* [RECORDS SUPPLIED]:
------------------------------------------------------------

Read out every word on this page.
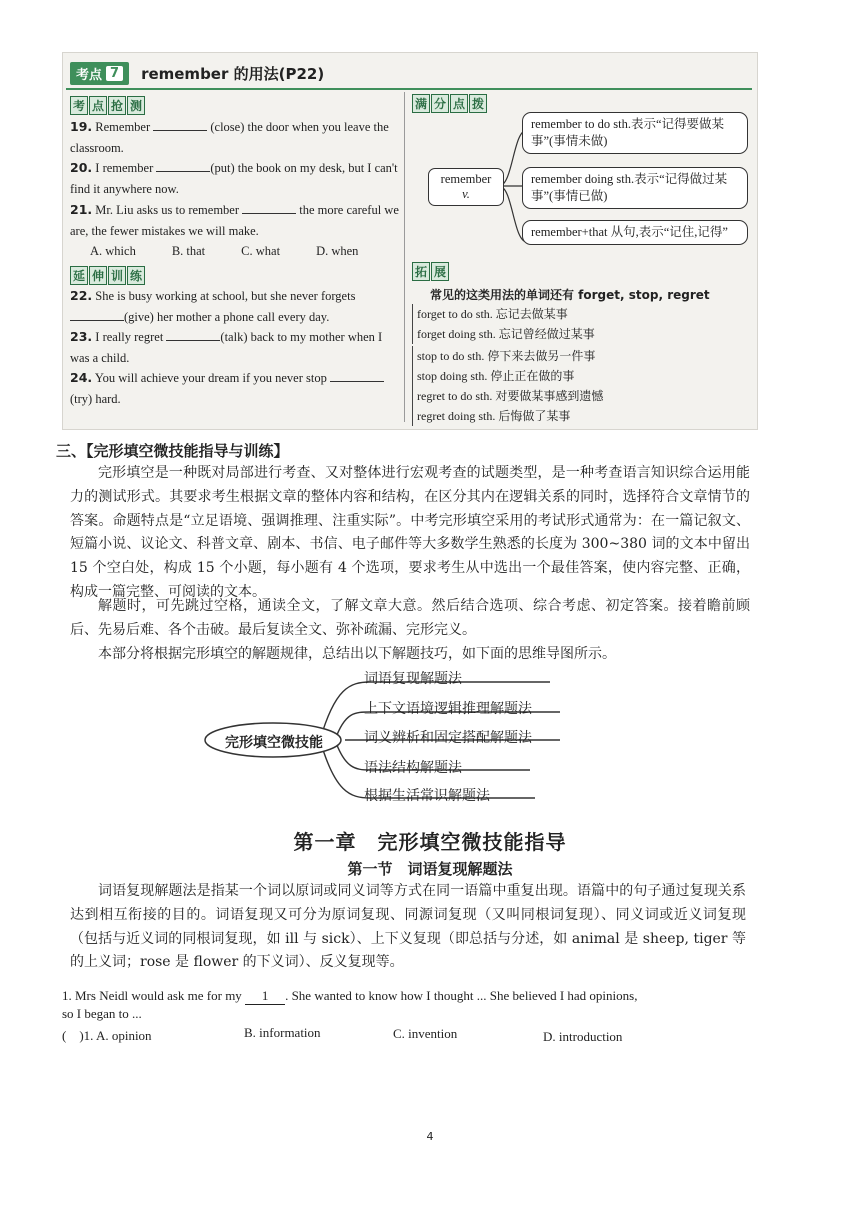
考点 7 remember 的用法(P22)
考 点 抢 测
19. Remember	(close) the door when you leave the classroom.
20. I remember	(put) the book on my desk, but I can't find it anywhere now.
21. Mr. Liu asks us to remember	the more careful we are, the fewer mistakes we will make.
A. which	B. that	C. what	D. when
延 伸 训 练
22. She is busy working at school, but she never forgets
(give) her mother a phone call every day.
23. I really regret	(talk) back to my mother when I was a child.
24. You will achieve your dream if you never stop
(try) hard.
满 分 点 拨
remember
v.
remember to do sth.表示“记得要做某事”(事情未做)
remember doing sth.表示“记得做过某事”(事情已做)
remember+that 从句,表示“记住,记得”
拓 展
常见的这类用法的单词还有 forget, stop, regret
forget to do sth. 忘记去做某事
forget doing sth. 忘记曾经做过某事
stop to do sth. 停下来去做另一件事
stop doing sth. 停止正在做的事
regret to do sth. 对要做某事感到遗憾
regret doing sth. 后悔做了某事
三、【完形填空微技能指导与训练】
完形填空是一种既对局部进行考查、又对整体进行宏观考查的试题类型，是一种考查语言知识综合运用能力的测试形式。其要求考生根据文章的整体内容和结构，在区分其内在逻辑关系的同时，选择符合文章情节的答案。命题特点是“立足语境、强调推理、注重实际”。中考完形填空采用的考试形式通常为：在一篇记叙文、短篇小说、议论文、科普文章、剧本、书信、电子邮件等大多数学生熟悉的长度为 300~380 词的文本中留出 15 个空白处，构成 15 个小题，每小题有 4 个选项，要求考生从中选出一个最佳答案，使内容完整、正确，构成一篇完整、可阅读的文本。
解题时，可先跳过空格，通读全文，了解文章大意。然后结合选项、综合考虑、初定答案。接着瞻前顾后、先易后难、各个击破。最后复读全文、弥补疏漏、完形完义。
本部分将根据完形填空的解题规律，总结出以下解题技巧，如下面的思维导图所示。
完形填空微技能
词语复现解题法
上下文语境逻辑推理解题法
词义辨析和固定搭配解题法
语法结构解题法
根据生活常识解题法
第一章　完形填空微技能指导
第一节　词语复现解题法
词语复现解题法是指某一个词以原词或同义词等方式在同一语篇中重复出现。语篇中的句子通过复现关系达到相互衔接的目的。词语复现又可分为原词复现、同源词复现（又叫同根词复现）、同义词或近义词复现（包括与近义词的同根词复现，如 ill 与 sick）、上下义复现（即总括与分述，如 animal 是 sheep, tiger 等的上义词；rose 是 flower 的下义词）、反义复现等。
1. Mrs Neidl would ask me for my 1 . She wanted to know how I thought ... She believed I had opinions,
so I began to ...
(　)1. A. opinion	B. information	C. invention	D. introduction
4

------------------------------------------------------------

* [TASK BRIEF]: The entries above should be reproduced exactly, without their pictures.

* [SOLUTION FOR THIS TASK]:
Read out every word on this page.
考点 7 remember 的用法(P22)
考 点 抢 测
19. Remember	(close) the door when you leave the classroom.
20. I remember	(put) the book on my desk, but I can't find it anywhere now.
21. Mr. Liu asks us to remember	the more careful we are, the fewer mistakes we will make.
A. which	B. that	C. what	D. when
延 伸 训 练
22. She is busy working at school, but she never forgets
(give) her mother a phone call every day.
23. I really regret	(talk) back to my mother when I was a child.
24. You will achieve your dream if you never stop
(try) hard.
满 分 点 拨
remember
v.
remember to do sth.表示“记得要做某事”(事情未做)
remember doing sth.表示“记得做过某事”(事情已做)
remember+that 从句,表示“记住,记得”
拓 展
常见的这类用法的单词还有 forget, stop, regret
forget to do sth. 忘记去做某事
forget doing sth. 忘记曾经做过某事
stop to do sth. 停下来去做另一件事
stop doing sth. 停止正在做的事
regret to do sth. 对要做某事感到遗憾
regret doing sth. 后悔做了某事
三、【完形填空微技能指导与训练】
完形填空是一种既对局部进行考查、又对整体进行宏观考查的试题类型，是一种考查语言知识综合运用能力的测试形式。其要求考生根据文章的整体内容和结构，在区分其内在逻辑关系的同时，选择符合文章情节的答案。命题特点是“立足语境、强调推理、注重实际”。中考完形填空采用的考试形式通常为：在一篇记叙文、短篇小说、议论文、科普文章、剧本、书信、电子邮件等大多数学生熟悉的长度为 300~380 词的文本中留出 15 个空白处，构成 15 个小题，每小题有 4 个选项，要求考生从中选出一个最佳答案，使内容完整、正确，构成一篇完整、可阅读的文本。
解题时，可先跳过空格，通读全文，了解文章大意。然后结合选项、综合考虑、初定答案。接着瞻前顾后、先易后难、各个击破。最后复读全文、弥补疏漏、完形完义。
本部分将根据完形填空的解题规律，总结出以下解题技巧，如下面的思维导图所示。
完形填空微技能
词语复现解题法
上下文语境逻辑推理解题法
词义辨析和固定搭配解题法
语法结构解题法
根据生活常识解题法
第一章　完形填空微技能指导
第一节　词语复现解题法
词语复现解题法是指某一个词以原词或同义词等方式在同一语篇中重复出现。语篇中的句子通过复现关系达到相互衔接的目的。词语复现又可分为原词复现、同源词复现（又叫同根词复现）、同义词或近义词复现（包括与近义词的同根词复现，如 ill 与 sick）、上下义复现（即总括与分述，如 animal 是 sheep, tiger 等的上义词；rose 是 flower 的下义词）、反义复现等。
1. Mrs Neidl would ask me for my 1 . She wanted to know how I thought ... She believed I had opinions,
so I began to ...
(　)1. A. opinion	B. information	C. invention	D. introduction
4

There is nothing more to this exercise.